----- Supplied data

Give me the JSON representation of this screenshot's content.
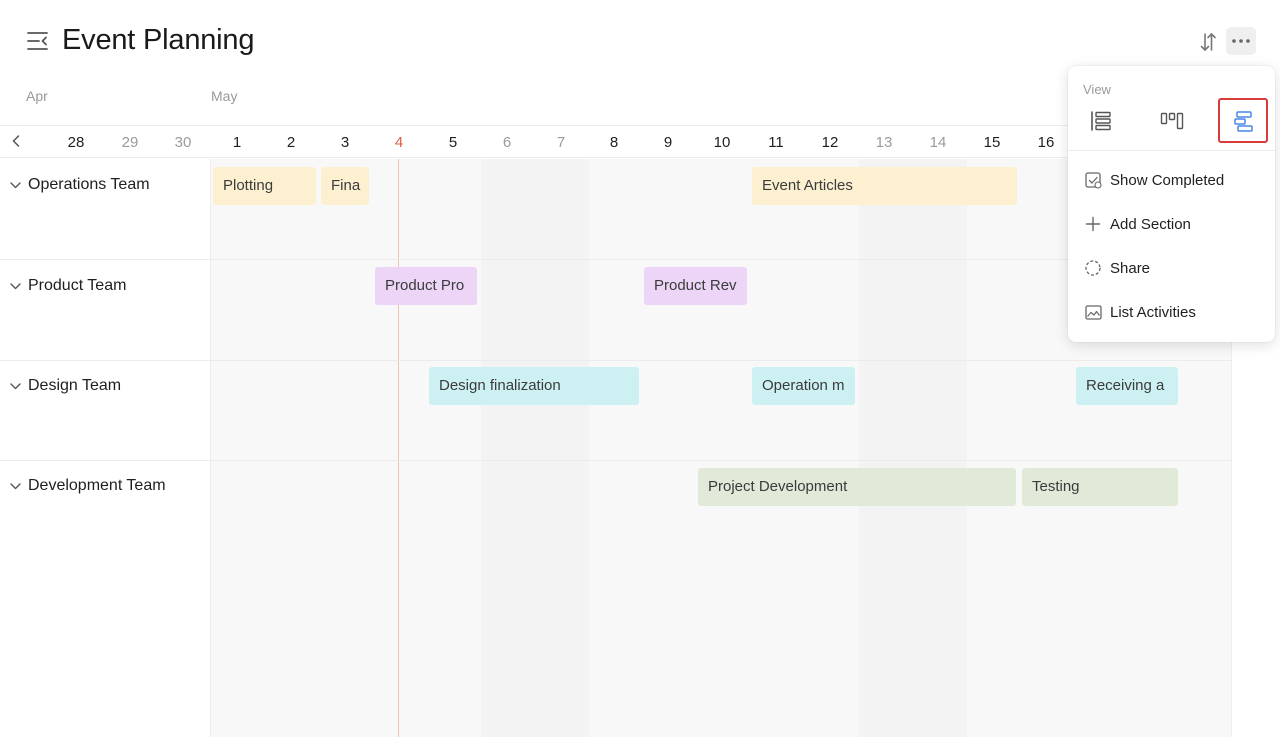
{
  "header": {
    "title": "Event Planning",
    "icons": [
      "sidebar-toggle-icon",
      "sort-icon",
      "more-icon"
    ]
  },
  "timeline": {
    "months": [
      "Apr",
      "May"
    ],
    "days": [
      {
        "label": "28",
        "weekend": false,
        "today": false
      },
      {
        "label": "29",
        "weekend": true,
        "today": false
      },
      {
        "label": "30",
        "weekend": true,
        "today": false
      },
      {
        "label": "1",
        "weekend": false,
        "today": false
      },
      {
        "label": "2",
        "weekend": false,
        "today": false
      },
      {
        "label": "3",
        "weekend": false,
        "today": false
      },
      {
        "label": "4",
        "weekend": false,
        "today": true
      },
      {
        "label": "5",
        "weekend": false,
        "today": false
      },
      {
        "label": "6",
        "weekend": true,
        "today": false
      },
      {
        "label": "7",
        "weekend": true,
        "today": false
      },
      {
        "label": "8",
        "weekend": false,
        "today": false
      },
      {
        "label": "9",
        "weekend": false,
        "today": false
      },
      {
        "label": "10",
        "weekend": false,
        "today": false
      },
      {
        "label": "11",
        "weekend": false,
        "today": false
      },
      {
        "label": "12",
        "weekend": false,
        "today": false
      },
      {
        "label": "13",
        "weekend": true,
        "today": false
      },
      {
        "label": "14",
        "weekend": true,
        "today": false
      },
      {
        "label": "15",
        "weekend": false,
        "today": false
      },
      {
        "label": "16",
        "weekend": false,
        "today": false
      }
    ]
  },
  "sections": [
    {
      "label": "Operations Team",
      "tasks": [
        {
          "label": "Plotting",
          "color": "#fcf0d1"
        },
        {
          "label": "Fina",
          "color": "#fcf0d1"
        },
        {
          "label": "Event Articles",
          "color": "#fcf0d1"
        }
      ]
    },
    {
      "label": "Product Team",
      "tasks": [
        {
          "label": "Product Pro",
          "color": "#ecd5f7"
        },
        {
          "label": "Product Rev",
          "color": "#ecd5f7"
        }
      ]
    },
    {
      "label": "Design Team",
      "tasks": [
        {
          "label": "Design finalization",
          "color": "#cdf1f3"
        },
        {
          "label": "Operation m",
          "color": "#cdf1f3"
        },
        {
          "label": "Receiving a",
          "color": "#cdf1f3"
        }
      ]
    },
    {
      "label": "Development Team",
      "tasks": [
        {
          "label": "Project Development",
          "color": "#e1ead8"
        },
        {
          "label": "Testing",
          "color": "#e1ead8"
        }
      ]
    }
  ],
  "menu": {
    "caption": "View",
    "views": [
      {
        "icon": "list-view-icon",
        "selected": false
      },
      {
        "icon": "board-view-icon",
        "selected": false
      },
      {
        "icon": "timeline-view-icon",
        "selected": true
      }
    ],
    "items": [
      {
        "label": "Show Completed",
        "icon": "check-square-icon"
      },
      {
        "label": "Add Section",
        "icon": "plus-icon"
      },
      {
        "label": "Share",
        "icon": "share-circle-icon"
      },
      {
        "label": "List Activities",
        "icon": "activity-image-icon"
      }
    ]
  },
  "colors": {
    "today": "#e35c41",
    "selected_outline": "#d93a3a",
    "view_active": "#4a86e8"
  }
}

----------

§ Work instructions
Send back the data above word for word, with the pictures left out.

§ Complete output
Give me the JSON representation of this screenshot's content.
{
  "header": {
    "title": "Event Planning",
    "icons": [
      "sidebar-toggle-icon",
      "sort-icon",
      "more-icon"
    ]
  },
  "timeline": {
    "months": [
      "Apr",
      "May"
    ],
    "days": [
      {
        "label": "28",
        "weekend": false,
        "today": false
      },
      {
        "label": "29",
        "weekend": true,
        "today": false
      },
      {
        "label": "30",
        "weekend": true,
        "today": false
      },
      {
        "label": "1",
        "weekend": false,
        "today": false
      },
      {
        "label": "2",
        "weekend": false,
        "today": false
      },
      {
        "label": "3",
        "weekend": false,
        "today": false
      },
      {
        "label": "4",
        "weekend": false,
        "today": true
      },
      {
        "label": "5",
        "weekend": false,
        "today": false
      },
      {
        "label": "6",
        "weekend": true,
        "today": false
      },
      {
        "label": "7",
        "weekend": true,
        "today": false
      },
      {
        "label": "8",
        "weekend": false,
        "today": false
      },
      {
        "label": "9",
        "weekend": false,
        "today": false
      },
      {
        "label": "10",
        "weekend": false,
        "today": false
      },
      {
        "label": "11",
        "weekend": false,
        "today": false
      },
      {
        "label": "12",
        "weekend": false,
        "today": false
      },
      {
        "label": "13",
        "weekend": true,
        "today": false
      },
      {
        "label": "14",
        "weekend": true,
        "today": false
      },
      {
        "label": "15",
        "weekend": false,
        "today": false
      },
      {
        "label": "16",
        "weekend": false,
        "today": false
      }
    ]
  },
  "sections": [
    {
      "label": "Operations Team",
      "tasks": [
        {
          "label": "Plotting",
          "color": "#fcf0d1"
        },
        {
          "label": "Fina",
          "color": "#fcf0d1"
        },
        {
          "label": "Event Articles",
          "color": "#fcf0d1"
        }
      ]
    },
    {
      "label": "Product Team",
      "tasks": [
        {
          "label": "Product Pro",
          "color": "#ecd5f7"
        },
        {
          "label": "Product Rev",
          "color": "#ecd5f7"
        }
      ]
    },
    {
      "label": "Design Team",
      "tasks": [
        {
          "label": "Design finalization",
          "color": "#cdf1f3"
        },
        {
          "label": "Operation m",
          "color": "#cdf1f3"
        },
        {
          "label": "Receiving a",
          "color": "#cdf1f3"
        }
      ]
    },
    {
      "label": "Development Team",
      "tasks": [
        {
          "label": "Project Development",
          "color": "#e1ead8"
        },
        {
          "label": "Testing",
          "color": "#e1ead8"
        }
      ]
    }
  ],
  "menu": {
    "caption": "View",
    "views": [
      {
        "icon": "list-view-icon",
        "selected": false
      },
      {
        "icon": "board-view-icon",
        "selected": false
      },
      {
        "icon": "timeline-view-icon",
        "selected": true
      }
    ],
    "items": [
      {
        "label": "Show Completed",
        "icon": "check-square-icon"
      },
      {
        "label": "Add Section",
        "icon": "plus-icon"
      },
      {
        "label": "Share",
        "icon": "share-circle-icon"
      },
      {
        "label": "List Activities",
        "icon": "activity-image-icon"
      }
    ]
  },
  "colors": {
    "today": "#e35c41",
    "selected_outline": "#d93a3a",
    "view_active": "#4a86e8"
  }
}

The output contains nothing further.